▸ **Work to do**
Identify the lines containing the word "bistånd". Copy each one.

[BEGIN Exercise input]

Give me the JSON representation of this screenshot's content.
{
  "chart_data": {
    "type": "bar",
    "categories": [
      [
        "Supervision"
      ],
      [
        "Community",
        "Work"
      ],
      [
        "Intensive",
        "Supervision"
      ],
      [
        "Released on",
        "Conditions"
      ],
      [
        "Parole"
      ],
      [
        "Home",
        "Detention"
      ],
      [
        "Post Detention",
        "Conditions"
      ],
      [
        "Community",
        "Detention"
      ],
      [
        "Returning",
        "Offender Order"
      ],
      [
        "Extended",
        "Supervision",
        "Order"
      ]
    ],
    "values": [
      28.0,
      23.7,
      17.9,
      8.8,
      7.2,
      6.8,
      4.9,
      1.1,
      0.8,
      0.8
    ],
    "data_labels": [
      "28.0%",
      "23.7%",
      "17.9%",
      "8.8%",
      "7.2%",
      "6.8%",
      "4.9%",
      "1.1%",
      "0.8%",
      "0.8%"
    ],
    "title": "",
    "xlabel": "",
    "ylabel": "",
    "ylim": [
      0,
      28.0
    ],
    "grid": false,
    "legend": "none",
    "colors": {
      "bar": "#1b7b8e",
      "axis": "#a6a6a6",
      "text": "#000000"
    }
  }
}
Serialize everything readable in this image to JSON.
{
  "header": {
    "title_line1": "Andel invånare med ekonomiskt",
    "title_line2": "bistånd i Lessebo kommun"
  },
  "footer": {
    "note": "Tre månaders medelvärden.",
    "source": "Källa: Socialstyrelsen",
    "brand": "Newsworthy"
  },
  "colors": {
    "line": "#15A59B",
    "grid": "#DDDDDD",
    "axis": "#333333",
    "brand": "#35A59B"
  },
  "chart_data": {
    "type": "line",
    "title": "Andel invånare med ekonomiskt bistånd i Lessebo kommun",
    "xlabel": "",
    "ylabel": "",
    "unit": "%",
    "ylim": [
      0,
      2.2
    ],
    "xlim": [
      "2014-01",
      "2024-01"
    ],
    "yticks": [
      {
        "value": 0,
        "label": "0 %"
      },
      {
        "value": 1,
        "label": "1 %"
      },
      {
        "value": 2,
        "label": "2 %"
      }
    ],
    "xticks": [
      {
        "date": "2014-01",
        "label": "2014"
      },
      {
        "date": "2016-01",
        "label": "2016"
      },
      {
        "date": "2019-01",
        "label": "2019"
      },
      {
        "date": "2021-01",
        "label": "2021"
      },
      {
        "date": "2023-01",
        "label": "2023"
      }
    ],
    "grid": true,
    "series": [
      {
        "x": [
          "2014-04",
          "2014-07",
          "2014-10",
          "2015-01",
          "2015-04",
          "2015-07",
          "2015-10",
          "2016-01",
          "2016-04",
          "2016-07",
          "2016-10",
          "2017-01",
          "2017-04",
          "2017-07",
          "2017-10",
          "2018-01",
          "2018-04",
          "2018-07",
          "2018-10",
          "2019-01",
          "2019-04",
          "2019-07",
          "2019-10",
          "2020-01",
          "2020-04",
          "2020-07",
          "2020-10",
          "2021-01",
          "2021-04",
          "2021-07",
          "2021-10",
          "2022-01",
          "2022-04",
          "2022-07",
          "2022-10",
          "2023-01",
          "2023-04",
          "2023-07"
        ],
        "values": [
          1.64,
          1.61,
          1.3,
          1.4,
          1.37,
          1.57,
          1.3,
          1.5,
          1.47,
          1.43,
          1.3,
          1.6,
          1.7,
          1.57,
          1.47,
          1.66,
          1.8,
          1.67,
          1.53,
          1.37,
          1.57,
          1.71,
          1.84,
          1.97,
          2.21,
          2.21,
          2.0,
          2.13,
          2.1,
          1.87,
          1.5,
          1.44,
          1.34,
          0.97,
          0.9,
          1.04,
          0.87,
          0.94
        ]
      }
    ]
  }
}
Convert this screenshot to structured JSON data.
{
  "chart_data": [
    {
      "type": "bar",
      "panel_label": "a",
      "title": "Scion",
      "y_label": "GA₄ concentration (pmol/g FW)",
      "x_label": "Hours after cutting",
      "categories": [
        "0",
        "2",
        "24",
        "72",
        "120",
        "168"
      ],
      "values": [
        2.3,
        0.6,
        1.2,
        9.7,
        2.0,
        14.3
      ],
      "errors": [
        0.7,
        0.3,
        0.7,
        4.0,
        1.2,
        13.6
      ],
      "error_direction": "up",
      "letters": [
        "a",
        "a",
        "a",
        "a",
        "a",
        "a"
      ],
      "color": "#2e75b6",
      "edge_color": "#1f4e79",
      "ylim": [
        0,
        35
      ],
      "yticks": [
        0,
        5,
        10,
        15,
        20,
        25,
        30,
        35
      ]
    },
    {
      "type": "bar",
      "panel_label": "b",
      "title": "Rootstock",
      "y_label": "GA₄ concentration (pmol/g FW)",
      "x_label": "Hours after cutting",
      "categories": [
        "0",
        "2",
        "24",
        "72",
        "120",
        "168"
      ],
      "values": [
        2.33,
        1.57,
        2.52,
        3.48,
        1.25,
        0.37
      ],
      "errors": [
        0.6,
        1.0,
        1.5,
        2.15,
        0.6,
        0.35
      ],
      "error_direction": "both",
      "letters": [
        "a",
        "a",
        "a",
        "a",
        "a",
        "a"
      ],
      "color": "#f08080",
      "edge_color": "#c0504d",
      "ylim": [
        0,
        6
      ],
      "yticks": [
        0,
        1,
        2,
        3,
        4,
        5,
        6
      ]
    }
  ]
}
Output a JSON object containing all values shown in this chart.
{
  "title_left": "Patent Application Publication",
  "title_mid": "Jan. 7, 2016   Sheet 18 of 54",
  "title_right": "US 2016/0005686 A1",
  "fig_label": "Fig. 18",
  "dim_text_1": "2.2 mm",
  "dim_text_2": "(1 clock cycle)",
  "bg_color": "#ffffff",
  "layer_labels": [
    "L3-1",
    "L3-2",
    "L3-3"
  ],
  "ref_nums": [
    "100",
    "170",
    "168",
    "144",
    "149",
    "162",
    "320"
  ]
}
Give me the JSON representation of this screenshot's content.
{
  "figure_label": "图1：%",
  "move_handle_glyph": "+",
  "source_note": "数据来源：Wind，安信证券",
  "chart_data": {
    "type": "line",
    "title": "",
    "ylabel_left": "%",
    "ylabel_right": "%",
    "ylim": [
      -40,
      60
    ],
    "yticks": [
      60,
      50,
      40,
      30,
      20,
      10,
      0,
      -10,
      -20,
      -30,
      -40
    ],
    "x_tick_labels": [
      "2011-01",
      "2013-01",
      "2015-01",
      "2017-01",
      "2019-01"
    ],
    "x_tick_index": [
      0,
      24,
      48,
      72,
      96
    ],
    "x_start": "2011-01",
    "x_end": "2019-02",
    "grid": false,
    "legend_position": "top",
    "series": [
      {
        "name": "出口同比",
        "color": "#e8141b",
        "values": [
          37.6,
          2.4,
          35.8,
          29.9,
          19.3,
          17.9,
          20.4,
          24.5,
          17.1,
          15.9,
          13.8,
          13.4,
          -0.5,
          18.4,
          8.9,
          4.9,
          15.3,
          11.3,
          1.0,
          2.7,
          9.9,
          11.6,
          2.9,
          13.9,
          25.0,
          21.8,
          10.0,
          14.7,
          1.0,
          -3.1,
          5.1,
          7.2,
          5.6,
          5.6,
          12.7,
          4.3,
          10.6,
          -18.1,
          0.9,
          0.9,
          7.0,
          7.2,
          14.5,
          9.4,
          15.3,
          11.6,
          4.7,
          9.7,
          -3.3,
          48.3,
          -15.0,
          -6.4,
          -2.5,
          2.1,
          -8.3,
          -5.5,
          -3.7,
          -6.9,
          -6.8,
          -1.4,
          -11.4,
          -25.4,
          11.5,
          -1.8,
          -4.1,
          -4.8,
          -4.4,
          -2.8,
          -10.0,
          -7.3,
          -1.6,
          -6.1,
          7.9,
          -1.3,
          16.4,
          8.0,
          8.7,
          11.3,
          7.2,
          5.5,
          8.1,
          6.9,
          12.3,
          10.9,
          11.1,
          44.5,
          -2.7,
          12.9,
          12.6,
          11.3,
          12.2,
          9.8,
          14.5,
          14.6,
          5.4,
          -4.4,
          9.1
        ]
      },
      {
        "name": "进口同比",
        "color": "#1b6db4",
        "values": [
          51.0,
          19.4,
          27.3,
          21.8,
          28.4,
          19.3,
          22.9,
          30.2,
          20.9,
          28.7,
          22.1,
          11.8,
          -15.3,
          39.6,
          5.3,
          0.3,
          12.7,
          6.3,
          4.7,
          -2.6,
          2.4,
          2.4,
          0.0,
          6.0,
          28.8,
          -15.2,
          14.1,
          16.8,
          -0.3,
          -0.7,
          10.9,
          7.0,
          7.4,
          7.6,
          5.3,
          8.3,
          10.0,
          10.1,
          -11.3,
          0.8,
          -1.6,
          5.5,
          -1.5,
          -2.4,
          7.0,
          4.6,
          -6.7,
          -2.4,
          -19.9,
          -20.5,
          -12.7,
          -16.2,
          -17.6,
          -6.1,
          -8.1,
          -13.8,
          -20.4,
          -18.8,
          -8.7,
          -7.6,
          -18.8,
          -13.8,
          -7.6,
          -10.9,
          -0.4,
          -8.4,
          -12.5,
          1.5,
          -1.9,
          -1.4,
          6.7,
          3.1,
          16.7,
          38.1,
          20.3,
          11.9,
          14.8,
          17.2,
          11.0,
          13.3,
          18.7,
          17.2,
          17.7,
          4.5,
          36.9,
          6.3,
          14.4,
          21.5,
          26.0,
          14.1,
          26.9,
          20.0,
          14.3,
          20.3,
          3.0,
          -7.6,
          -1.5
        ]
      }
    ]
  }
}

[END Exercise input]

▸ **Solution**
    "title_line2": "bistånd i Lessebo kommun"
    "title": "Andel invånare med ekonomiskt bistånd i Lessebo kommun",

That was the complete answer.